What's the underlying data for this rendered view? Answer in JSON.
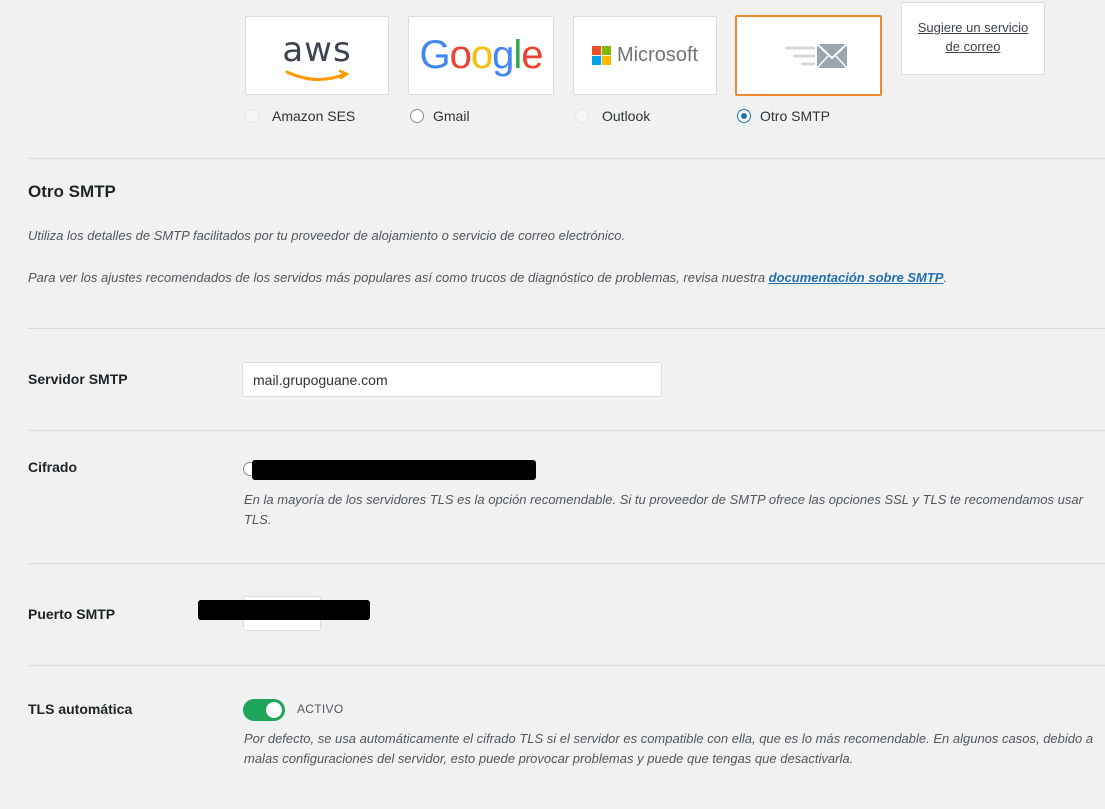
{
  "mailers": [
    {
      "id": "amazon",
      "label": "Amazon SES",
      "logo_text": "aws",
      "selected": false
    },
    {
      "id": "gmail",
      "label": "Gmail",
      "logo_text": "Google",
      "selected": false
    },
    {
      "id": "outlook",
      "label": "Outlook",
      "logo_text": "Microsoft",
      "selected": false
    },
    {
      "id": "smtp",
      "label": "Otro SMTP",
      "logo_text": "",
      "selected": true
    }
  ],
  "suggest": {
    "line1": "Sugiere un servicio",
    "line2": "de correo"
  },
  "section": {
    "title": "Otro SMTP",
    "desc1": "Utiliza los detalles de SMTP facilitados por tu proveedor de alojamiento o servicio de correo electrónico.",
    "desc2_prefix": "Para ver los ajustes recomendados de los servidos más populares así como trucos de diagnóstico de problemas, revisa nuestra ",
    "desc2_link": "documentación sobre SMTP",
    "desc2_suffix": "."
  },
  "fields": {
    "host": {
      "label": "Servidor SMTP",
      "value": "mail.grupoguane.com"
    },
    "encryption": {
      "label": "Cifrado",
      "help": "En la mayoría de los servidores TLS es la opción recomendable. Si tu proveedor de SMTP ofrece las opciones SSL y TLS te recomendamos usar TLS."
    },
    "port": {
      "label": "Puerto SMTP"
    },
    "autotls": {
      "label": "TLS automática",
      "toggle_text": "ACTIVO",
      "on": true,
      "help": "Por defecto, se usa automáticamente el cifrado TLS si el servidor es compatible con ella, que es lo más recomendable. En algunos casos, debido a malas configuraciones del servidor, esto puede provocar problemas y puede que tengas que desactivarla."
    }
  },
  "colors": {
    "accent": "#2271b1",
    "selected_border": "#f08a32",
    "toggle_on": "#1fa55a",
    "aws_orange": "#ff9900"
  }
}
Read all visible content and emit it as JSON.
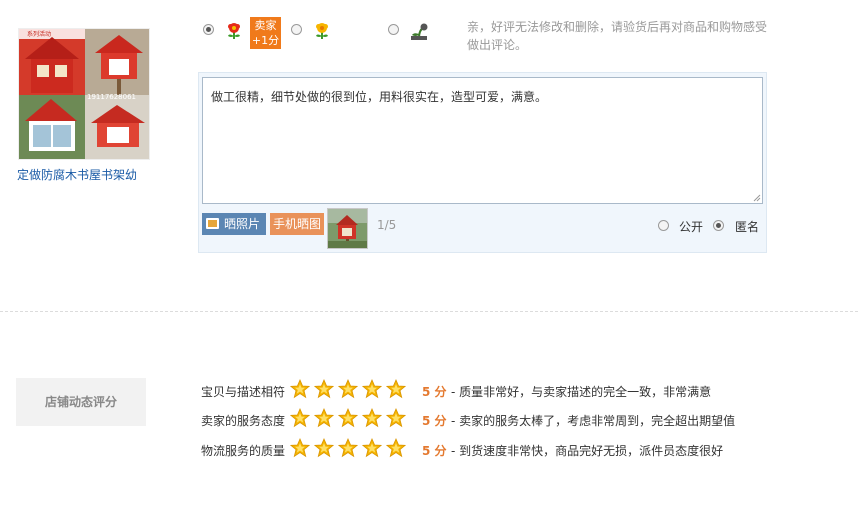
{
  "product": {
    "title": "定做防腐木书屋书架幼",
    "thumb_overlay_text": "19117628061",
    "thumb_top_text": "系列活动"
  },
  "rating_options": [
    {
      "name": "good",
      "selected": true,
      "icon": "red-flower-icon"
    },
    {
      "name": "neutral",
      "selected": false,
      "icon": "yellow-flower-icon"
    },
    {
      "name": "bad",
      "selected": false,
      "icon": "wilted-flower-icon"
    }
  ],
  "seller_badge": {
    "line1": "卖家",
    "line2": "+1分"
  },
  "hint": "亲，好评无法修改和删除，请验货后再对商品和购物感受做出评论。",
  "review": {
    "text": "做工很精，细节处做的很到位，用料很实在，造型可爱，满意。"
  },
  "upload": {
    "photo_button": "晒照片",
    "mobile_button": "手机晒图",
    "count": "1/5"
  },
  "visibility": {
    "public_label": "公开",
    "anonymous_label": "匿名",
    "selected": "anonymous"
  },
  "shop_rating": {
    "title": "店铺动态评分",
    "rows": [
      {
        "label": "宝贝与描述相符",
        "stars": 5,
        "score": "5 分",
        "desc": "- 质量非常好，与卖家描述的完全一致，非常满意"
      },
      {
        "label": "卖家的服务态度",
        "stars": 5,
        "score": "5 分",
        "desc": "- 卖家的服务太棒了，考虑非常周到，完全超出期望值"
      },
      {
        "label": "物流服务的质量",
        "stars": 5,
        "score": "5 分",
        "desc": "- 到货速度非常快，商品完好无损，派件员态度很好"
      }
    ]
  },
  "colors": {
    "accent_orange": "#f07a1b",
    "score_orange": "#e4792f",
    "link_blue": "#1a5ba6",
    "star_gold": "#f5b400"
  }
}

..............................

◆ Instructions to follow ◆
Give only the number of lines in the records that contain the string "JSON".

◆ Solution to this exercise ◆
2